◆ **Work to complete**: Reproduce all of the material word for word.

◆ **Data excerpts**:
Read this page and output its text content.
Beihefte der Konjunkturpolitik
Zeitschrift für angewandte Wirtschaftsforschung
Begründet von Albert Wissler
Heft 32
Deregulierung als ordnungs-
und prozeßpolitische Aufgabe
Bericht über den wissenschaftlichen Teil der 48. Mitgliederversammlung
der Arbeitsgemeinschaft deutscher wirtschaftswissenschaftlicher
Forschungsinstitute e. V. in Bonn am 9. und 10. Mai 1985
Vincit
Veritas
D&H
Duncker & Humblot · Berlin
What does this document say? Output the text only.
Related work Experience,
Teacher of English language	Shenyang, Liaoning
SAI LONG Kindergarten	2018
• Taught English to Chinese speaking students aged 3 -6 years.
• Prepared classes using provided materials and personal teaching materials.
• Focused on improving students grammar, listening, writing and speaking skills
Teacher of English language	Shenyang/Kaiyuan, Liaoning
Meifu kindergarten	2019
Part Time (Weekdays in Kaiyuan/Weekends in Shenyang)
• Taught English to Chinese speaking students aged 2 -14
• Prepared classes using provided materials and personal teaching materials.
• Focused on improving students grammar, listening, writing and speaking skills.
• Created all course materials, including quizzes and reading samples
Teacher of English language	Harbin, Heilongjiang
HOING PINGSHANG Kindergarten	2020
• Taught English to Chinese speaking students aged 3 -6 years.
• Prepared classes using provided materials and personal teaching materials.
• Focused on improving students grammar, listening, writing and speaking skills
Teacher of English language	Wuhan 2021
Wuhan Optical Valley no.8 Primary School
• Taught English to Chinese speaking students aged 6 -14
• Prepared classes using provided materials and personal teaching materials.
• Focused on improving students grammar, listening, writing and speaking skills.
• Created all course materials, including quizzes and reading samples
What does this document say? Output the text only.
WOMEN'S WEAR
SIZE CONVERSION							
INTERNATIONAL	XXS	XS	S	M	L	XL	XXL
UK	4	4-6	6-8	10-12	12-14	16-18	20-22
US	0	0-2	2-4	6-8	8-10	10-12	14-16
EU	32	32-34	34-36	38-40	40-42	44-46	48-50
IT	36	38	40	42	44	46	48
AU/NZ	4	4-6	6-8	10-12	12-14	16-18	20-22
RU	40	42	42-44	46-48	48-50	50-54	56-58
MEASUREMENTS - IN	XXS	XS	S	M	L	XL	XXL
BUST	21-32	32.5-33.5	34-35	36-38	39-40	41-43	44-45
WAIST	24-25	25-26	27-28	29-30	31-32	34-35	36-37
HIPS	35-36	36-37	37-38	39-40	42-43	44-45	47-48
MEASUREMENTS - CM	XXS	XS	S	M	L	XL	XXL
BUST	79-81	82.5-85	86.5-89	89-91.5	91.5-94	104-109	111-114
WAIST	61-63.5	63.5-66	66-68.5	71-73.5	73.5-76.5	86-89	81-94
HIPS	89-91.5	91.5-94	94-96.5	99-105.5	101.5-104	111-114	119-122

◆ **Response**:
Read this page and output its text content.
Beihefte der Konjunkturpolitik
Zeitschrift für angewandte Wirtschaftsforschung
Begründet von Albert Wissler
Heft 32
Deregulierung als ordnungs-
und prozeßpolitische Aufgabe
Bericht über den wissenschaftlichen Teil der 48. Mitgliederversammlung
der Arbeitsgemeinschaft deutscher wirtschaftswissenschaftlicher
Forschungsinstitute e. V. in Bonn am 9. und 10. Mai 1985
Vincit
Veritas
D&H
Duncker & Humblot · Berlin
What does this document say? Output the text only.
Related work Experience,
Teacher of English language	Shenyang, Liaoning
SAI LONG Kindergarten	2018
• Taught English to Chinese speaking students aged 3 -6 years.
• Prepared classes using provided materials and personal teaching materials.
• Focused on improving students grammar, listening, writing and speaking skills
Teacher of English language	Shenyang/Kaiyuan, Liaoning
Meifu kindergarten	2019
Part Time (Weekdays in Kaiyuan/Weekends in Shenyang)
• Taught English to Chinese speaking students aged 2 -14
• Prepared classes using provided materials and personal teaching materials.
• Focused on improving students grammar, listening, writing and speaking skills.
• Created all course materials, including quizzes and reading samples
Teacher of English language	Harbin, Heilongjiang
HOING PINGSHANG Kindergarten	2020
• Taught English to Chinese speaking students aged 3 -6 years.
• Prepared classes using provided materials and personal teaching materials.
• Focused on improving students grammar, listening, writing and speaking skills
Teacher of English language	Wuhan 2021
Wuhan Optical Valley no.8 Primary School
• Taught English to Chinese speaking students aged 6 -14
• Prepared classes using provided materials and personal teaching materials.
• Focused on improving students grammar, listening, writing and speaking skills.
• Created all course materials, including quizzes and reading samples
What does this document say? Output the text only.
WOMEN'S WEAR
SIZE CONVERSION							
INTERNATIONAL	XXS	XS	S	M	L	XL	XXL
UK	4	4-6	6-8	10-12	12-14	16-18	20-22
US	0	0-2	2-4	6-8	8-10	10-12	14-16
EU	32	32-34	34-36	38-40	40-42	44-46	48-50
IT	36	38	40	42	44	46	48
AU/NZ	4	4-6	6-8	10-12	12-14	16-18	20-22
RU	40	42	42-44	46-48	48-50	50-54	56-58
MEASUREMENTS - IN	XXS	XS	S	M	L	XL	XXL
BUST	21-32	32.5-33.5	34-35	36-38	39-40	41-43	44-45
WAIST	24-25	25-26	27-28	29-30	31-32	34-35	36-37
HIPS	35-36	36-37	37-38	39-40	42-43	44-45	47-48
MEASUREMENTS - CM	XXS	XS	S	M	L	XL	XXL
BUST	79-81	82.5-85	86.5-89	89-91.5	91.5-94	104-109	111-114
WAIST	61-63.5	63.5-66	66-68.5	71-73.5	73.5-76.5	86-89	81-94
HIPS	89-91.5	91.5-94	94-96.5	99-105.5	101.5-104	111-114	119-122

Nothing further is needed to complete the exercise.